-- Goal of the exercise --
What is the number of lines in the data holding the word "label"? Give that number by itself.

-- Extracted material --
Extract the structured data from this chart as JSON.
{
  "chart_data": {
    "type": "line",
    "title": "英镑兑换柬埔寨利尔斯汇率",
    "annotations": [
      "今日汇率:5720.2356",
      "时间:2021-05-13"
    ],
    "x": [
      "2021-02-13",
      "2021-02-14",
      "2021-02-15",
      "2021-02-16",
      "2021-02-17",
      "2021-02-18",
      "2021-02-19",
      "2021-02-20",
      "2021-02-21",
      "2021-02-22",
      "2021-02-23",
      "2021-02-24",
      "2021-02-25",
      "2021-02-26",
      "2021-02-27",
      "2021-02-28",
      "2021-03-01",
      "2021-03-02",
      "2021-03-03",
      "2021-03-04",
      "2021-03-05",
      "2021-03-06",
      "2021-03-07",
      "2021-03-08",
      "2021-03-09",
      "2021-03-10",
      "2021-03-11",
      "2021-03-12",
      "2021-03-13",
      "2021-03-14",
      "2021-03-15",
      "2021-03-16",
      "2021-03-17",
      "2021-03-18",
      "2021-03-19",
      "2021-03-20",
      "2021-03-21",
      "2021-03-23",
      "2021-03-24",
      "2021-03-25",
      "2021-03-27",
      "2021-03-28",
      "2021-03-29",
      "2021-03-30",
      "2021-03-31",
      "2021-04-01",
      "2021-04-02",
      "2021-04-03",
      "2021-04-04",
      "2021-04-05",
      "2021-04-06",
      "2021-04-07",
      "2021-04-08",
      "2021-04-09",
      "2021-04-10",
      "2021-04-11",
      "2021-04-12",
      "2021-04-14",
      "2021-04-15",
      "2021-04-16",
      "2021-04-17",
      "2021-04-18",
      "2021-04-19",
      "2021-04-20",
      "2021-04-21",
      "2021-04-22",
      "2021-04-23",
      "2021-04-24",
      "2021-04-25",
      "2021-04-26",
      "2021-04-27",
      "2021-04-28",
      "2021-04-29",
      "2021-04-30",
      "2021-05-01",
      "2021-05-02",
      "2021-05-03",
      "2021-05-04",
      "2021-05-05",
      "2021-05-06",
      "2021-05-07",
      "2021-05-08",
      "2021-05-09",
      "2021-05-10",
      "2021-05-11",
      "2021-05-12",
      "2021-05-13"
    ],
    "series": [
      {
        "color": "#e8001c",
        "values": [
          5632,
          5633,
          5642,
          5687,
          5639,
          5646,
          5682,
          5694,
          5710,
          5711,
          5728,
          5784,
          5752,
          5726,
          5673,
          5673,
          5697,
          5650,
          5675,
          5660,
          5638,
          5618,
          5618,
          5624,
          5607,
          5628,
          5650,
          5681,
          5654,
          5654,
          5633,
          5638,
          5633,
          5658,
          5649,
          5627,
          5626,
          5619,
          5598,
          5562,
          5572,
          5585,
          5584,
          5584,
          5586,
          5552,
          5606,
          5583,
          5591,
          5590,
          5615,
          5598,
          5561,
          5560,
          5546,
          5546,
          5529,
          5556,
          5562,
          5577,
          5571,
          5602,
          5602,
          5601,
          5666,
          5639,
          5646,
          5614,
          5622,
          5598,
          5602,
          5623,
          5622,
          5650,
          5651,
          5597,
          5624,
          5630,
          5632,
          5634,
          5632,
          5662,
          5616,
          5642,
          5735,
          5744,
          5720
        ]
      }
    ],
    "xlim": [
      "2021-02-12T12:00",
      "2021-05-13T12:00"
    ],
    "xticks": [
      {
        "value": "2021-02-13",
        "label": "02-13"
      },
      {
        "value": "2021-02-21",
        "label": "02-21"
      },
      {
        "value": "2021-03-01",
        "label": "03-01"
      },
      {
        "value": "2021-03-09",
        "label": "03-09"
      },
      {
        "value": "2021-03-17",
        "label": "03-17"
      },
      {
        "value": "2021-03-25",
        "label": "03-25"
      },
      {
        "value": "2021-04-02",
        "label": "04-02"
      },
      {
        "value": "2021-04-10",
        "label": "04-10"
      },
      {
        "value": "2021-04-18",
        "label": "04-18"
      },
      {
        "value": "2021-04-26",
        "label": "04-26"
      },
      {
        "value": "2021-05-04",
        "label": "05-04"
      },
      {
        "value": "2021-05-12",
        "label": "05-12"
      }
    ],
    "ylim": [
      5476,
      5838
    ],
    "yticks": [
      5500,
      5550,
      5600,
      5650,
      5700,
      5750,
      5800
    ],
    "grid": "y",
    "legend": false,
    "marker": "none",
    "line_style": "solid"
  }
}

-- Written reply --
12